A ballast tank is a compartment within a boat, ship or other floating structure that holds water, which is used as ballast to provide hydrostatic stability for a vessel, to reduce or control buoyancy, as in a submarine, to correct trim or list, to provide a more even load distribution along the hull to reduce structural hogging or sagging stresses, or to increase draft, as in a semi-submersible vessel or platform, or a SWATH, to improve seakeeping. Using water in a tank provides easier weight adjustment than the stone or iron ballast used in older vessels, and makes it easy for the crew to reduce a vessel's draft when it enters shallower water, by temporarily pumping out ballast. Airships use ballast tanks mainly to control buoyancy and correct trim.

== History ==
The concept of ballast tanks, inspired by nature, can be seen in aquatic life forms like blowfish and the argonaut octopus, which regulate their buoyancy to move and survive in water. Humans have adapted and refined this idea for various applications, especially in maritime and underwater engineering.

*Data supplied*
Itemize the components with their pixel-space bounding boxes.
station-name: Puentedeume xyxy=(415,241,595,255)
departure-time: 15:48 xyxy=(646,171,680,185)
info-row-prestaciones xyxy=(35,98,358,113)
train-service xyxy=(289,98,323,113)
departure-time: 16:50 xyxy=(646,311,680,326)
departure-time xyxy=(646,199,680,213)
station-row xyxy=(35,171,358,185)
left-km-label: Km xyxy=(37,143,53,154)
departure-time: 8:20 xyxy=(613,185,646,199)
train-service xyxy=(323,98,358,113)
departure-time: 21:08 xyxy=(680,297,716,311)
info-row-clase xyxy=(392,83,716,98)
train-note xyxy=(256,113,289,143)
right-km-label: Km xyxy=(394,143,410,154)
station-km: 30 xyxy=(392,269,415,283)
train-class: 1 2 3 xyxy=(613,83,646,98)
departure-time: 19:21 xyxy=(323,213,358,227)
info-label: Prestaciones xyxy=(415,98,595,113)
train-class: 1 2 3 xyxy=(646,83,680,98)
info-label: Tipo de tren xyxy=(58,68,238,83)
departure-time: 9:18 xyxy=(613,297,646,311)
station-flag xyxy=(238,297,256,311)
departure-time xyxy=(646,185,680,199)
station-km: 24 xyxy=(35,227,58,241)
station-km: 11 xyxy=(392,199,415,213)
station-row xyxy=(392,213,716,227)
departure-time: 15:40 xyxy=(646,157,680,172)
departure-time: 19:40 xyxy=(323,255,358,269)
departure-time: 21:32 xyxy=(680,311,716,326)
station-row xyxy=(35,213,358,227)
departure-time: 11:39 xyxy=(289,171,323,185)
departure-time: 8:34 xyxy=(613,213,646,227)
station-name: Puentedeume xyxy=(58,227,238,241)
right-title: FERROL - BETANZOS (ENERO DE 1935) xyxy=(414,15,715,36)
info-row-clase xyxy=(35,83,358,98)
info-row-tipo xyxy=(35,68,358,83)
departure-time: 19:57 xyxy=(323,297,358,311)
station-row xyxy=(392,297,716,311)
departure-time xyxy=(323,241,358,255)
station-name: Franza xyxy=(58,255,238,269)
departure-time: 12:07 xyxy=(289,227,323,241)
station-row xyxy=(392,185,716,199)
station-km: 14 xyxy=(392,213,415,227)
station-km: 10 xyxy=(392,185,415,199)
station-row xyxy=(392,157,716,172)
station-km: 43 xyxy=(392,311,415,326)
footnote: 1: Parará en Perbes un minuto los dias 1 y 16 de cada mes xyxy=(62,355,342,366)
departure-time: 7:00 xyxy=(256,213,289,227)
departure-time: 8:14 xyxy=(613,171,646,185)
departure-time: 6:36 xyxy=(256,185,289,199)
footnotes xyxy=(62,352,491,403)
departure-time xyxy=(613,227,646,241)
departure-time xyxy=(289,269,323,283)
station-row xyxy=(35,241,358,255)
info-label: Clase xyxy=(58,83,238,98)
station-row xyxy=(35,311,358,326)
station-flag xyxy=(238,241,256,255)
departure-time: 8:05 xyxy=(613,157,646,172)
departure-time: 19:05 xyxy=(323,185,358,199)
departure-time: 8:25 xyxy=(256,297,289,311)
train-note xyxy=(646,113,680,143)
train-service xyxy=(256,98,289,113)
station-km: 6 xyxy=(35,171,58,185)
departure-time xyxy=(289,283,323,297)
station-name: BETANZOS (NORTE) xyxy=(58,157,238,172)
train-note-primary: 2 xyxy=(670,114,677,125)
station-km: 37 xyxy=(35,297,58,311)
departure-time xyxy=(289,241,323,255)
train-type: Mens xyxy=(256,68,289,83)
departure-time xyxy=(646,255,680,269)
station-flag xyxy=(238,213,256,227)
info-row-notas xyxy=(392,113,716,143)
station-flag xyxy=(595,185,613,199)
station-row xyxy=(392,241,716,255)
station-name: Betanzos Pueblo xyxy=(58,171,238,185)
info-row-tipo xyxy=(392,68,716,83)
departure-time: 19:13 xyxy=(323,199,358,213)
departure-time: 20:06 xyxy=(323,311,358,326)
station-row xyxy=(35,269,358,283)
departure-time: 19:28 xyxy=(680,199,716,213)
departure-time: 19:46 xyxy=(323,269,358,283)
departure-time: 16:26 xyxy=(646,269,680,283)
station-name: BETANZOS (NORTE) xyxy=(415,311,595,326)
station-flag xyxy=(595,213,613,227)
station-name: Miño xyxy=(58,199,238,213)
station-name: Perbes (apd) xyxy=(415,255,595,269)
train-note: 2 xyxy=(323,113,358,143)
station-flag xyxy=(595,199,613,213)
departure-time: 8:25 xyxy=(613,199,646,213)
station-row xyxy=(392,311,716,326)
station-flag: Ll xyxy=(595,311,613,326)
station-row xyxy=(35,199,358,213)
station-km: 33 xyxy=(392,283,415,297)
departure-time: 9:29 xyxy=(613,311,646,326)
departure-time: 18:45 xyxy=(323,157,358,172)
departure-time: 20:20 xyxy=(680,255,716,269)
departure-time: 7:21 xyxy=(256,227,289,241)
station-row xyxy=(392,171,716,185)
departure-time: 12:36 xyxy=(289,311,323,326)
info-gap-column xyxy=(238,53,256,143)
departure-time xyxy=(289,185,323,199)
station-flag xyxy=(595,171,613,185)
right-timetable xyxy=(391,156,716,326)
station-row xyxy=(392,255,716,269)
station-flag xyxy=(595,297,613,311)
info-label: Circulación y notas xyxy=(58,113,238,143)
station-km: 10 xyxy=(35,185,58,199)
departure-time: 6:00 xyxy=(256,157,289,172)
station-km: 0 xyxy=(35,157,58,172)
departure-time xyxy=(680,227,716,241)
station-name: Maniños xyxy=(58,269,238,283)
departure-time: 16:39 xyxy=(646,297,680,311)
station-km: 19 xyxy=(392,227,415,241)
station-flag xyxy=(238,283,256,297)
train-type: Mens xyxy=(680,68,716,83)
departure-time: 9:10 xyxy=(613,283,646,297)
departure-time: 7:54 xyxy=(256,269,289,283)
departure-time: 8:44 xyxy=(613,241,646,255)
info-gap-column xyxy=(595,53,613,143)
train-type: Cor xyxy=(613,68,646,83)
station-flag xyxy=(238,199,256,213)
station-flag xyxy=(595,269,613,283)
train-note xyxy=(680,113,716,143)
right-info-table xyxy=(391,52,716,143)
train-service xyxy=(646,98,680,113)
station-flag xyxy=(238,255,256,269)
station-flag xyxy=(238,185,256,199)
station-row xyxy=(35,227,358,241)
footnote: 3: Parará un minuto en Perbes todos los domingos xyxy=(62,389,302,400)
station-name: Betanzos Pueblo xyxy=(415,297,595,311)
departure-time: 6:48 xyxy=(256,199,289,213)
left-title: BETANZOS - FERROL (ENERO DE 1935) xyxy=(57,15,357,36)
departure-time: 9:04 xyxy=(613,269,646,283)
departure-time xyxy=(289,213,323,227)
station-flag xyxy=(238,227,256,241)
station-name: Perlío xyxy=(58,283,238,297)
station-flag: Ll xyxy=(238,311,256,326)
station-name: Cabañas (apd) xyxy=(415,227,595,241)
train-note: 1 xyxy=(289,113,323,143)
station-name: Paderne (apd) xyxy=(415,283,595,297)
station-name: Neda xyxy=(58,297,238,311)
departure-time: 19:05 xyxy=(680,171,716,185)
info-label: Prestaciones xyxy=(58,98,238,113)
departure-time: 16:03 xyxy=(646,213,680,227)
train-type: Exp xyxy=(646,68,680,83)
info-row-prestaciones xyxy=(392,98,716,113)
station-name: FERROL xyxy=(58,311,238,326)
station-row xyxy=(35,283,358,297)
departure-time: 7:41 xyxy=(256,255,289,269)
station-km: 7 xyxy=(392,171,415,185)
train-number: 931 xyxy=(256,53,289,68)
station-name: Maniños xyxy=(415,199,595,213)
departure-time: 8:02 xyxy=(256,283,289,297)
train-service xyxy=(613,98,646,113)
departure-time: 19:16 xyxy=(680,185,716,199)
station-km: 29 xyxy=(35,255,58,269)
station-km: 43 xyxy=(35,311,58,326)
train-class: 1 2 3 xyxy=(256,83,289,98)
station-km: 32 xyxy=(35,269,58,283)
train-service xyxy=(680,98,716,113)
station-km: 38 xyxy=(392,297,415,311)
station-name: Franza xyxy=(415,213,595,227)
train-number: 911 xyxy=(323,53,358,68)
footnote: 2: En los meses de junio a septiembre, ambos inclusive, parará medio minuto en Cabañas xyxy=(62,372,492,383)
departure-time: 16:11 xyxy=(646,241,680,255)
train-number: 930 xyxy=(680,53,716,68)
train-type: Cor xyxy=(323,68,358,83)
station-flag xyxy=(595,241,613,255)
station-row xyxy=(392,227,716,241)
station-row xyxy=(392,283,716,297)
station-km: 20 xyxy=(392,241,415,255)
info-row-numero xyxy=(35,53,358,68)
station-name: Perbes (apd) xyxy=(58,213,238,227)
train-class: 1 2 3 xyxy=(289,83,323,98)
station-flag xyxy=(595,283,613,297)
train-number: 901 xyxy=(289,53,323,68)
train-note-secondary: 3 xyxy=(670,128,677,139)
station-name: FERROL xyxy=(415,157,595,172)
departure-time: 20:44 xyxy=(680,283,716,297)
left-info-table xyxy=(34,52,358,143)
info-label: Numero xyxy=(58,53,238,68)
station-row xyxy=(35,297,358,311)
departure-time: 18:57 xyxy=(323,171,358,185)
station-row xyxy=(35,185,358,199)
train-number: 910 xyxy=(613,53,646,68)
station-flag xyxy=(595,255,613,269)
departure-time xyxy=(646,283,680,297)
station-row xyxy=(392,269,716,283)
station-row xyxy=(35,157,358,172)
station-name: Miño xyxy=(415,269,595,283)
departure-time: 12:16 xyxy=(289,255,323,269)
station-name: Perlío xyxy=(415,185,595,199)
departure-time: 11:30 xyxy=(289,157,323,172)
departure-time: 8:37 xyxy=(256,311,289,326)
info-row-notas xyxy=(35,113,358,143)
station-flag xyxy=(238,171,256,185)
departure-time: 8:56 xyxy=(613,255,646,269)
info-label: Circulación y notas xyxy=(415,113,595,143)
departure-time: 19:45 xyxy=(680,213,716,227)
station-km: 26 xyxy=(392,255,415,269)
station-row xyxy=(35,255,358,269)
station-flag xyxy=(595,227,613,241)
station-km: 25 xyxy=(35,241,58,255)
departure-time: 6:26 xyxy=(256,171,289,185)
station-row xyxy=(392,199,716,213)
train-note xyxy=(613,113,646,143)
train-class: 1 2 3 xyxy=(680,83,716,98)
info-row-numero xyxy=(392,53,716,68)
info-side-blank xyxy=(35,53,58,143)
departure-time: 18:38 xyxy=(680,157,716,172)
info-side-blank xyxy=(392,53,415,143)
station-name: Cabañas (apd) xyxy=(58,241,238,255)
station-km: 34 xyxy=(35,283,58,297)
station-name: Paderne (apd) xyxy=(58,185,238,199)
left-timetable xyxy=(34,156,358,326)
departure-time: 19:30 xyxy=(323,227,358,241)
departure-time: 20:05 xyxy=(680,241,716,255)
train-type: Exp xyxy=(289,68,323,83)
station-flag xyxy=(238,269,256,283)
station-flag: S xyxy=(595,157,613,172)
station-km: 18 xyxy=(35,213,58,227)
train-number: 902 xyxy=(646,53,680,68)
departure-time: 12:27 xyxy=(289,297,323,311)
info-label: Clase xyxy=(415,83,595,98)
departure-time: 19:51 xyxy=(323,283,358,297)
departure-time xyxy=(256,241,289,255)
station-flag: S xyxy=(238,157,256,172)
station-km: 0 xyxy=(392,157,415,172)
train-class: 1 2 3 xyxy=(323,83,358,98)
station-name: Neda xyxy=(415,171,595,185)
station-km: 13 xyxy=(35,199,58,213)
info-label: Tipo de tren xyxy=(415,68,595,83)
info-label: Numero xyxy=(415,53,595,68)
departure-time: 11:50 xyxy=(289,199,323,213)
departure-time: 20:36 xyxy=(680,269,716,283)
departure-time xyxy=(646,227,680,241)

*What to work on*
**1.** Answer these questions from the text about ballast tanks:
(a) What materials did older vessels use as ballast instead of water?
(b) What do airships mainly use ballast tanks for?
(c) Which two aquatic life forms does the History section name?
**2.** Carry on the text about ballast tanks from its last sentence.

*Responses by task*
**1.**
(a) Stone or iron.
(b) To control buoyancy and correct trim.
(c) Blowfish and the argonaut octopus.

**2.**
The first recorded use of a ballast tank in a submarine was in David Bushnell's Turtle in 1776, which played a historic role as the first combat submarine. The ballast system allowed it to submerge and resurface effectively. Later, in 1849, Abraham Lincoln, then a practicing lawyer, patented a ballast tank system designed to help cargo ships navigate shallow waterways by adjusting their buoyancy. This innovation demonstrated how the concept of ballast has been repeatedly reinvented to meet specific challenges in marine technology.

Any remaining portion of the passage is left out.